▸ Passage:
###

From 126a8453a549837b44d2bfe99466f6f7814b79c8 Mon Sep 17 00:00:00 2001
From: Matthew Honnibal <matthew@honnibal.com>
Date: Fri, 12 Sep 2014 23:50:37 +0200
Subject: [PATCH] * Fix performance issues by implementing a better cache. Add
 own String struct to help

---
 spacy/en.pyx   |   4 +-
 spacy/lang.pxd |  14 ++++--
 spacy/lang.pyx | 132 +++++++++++++++++++++++++++++++------------------
 3 files changed, 95 insertions(+), 55 deletions(-)

diff --git a/spacy/en.pyx b/spacy/en.pyx
index 9d9f4f596..eb2486711 100644
--- a/spacy/en.pyx
+++ b/spacy/en.pyx
@@ -236,8 +236,8 @@ cdef class English(Language):
     fl_is_digit = Flag_IsDigit
     v_shape = View_WordShape
     def __cinit__(self, name, user_string_features, user_flag_features):
-        self.cache = {}
-        self.specials = {}
+        self.cache.set_empty_key(0)
+        self.specials.set_empty_key(0)
         lang_data = util.read_lang_data(name)
         rules, words, probs, clusters, case_stats, tag_stats = lang_data
         self.lexicon = lang.Lexicon(words, probs, clusters, case_stats, tag_stats,
diff --git a/spacy/lang.pxd b/spacy/lang.pxd
index 094b3d580..5d9cab2d7 100644
--- a/spacy/lang.pxd
+++ b/spacy/lang.pxd
@@ -57,11 +57,17 @@ cdef extern from "sparsehash/dense_hash_map" namespace "google":
         D& operator[](K&) nogil
 
 
+cdef struct String:
+    Py_UNICODE* chars
+    size_t n
+    uint64_t key
+
+
 cdef class Lexicon:
     cpdef readonly size_t size
 
     cpdef Lexeme lookup(self, unicode string)
-    cdef size_t get(self, Py_UNICODE* characters, size_t length)
+    cdef size_t get(self, String* s)
     
     cdef dense_hash_map[uint64_t, size_t] _dict
     
@@ -71,13 +77,13 @@ cdef class Lexicon:
 
 cdef class Language:
     cdef unicode name
-    cdef dict cache
-    cdef dict specials
+    cdef dense_hash_map[uint64_t, size_t] cache
+    cdef dense_hash_map[uint64_t, size_t] specials
     cpdef readonly Lexicon lexicon
     cpdef readonly object tokens_class
 
     cpdef Tokens tokenize(self, unicode text)
     cpdef Lexeme lookup(self, unicode text)
 
-    cdef _tokenize(self, Tokens tokens, Py_UNICODE* characters, size_t length)
+    cdef _tokenize(self, Tokens tokens, String* string)
     cdef int _split_one(self, Py_UNICODE* characters, size_t length)
diff --git a/spacy/lang.pyx b/spacy/lang.pyx
index 9e57c63af..ae2d6472e 100644
--- a/spacy/lang.pyx
+++ b/spacy/lang.pyx
@@ -40,8 +40,8 @@ cdef class Language:
         if string_features is None:
             string_features = []
         self.name = name
-        self.cache = {}
-        self.specials = {}
+        self.cache.set_empty_key(0)
+        self.specials.set_empty_key(0)
         lang_data = read_lang_data(name)

###

▸ Information given:
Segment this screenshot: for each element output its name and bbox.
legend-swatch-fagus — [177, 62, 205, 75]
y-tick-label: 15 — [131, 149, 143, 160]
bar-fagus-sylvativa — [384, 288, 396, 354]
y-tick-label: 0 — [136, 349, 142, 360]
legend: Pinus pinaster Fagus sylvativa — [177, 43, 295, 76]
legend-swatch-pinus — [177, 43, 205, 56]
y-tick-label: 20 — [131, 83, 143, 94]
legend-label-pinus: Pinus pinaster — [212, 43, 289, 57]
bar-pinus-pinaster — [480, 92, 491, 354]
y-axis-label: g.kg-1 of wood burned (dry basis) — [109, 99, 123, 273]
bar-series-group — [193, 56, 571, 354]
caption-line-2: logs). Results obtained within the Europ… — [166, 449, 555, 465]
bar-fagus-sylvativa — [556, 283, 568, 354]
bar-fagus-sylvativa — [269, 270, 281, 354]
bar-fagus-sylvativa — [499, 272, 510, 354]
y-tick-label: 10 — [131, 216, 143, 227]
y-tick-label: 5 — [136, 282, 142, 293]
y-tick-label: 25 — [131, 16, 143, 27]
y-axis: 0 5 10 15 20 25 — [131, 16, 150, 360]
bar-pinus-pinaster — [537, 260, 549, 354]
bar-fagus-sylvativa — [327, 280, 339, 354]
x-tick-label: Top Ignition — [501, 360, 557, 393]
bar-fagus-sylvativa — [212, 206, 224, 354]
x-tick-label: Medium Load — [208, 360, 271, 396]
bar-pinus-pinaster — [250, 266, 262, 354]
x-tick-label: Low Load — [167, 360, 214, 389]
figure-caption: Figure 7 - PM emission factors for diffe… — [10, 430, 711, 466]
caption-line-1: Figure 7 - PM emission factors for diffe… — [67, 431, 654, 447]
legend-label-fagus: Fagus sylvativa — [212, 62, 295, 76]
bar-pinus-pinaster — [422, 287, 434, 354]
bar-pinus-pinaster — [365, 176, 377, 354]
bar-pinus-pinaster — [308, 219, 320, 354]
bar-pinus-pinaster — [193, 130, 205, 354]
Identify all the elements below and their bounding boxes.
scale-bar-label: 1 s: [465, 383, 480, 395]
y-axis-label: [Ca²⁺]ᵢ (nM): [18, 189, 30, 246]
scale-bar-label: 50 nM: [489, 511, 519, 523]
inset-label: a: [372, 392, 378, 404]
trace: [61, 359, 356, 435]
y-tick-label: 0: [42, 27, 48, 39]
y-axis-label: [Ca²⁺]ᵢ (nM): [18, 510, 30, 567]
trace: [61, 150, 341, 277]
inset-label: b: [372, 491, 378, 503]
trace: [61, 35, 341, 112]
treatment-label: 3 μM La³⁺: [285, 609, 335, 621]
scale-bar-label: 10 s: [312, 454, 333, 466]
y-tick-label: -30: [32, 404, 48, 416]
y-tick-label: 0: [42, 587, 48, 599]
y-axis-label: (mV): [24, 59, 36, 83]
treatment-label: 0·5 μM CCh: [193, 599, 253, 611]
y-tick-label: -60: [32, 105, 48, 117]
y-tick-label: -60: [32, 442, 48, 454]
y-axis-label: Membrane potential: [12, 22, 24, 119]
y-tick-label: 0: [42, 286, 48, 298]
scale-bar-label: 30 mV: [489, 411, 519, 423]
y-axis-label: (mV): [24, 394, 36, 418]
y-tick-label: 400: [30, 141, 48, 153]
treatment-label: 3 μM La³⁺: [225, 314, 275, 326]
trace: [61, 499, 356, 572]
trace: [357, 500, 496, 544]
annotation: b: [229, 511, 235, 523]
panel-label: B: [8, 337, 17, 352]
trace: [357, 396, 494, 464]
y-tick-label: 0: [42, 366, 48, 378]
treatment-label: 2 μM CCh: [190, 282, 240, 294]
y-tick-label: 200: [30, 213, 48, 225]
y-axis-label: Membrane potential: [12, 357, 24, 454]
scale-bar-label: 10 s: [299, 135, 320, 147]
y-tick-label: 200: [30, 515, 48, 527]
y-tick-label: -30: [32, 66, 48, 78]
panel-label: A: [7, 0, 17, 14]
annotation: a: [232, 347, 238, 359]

###

Reproduce the part of the patch between "cdef dense_hash_map[uint64_t, size_t] _dict" and "tokenize(self, unicode text)", inclusive, copying it character for character.

cdef dense_hash_map[uint64_t, size_t] _dict
     
@@ -71,13 +77,13 @@ cdef class Lexicon:
 
 cdef class Language:
     cdef unicode name
-    cdef dict cache
-    cdef dict specials
+    cdef dense_hash_map[uint64_t, size_t] cache
+    cdef dense_hash_map[uint64_t, size_t] specials
     cpdef readonly Lexicon lexicon
     cpdef readonly object tokens_class
 
     cpdef Tokens tokenize(self, unicode text)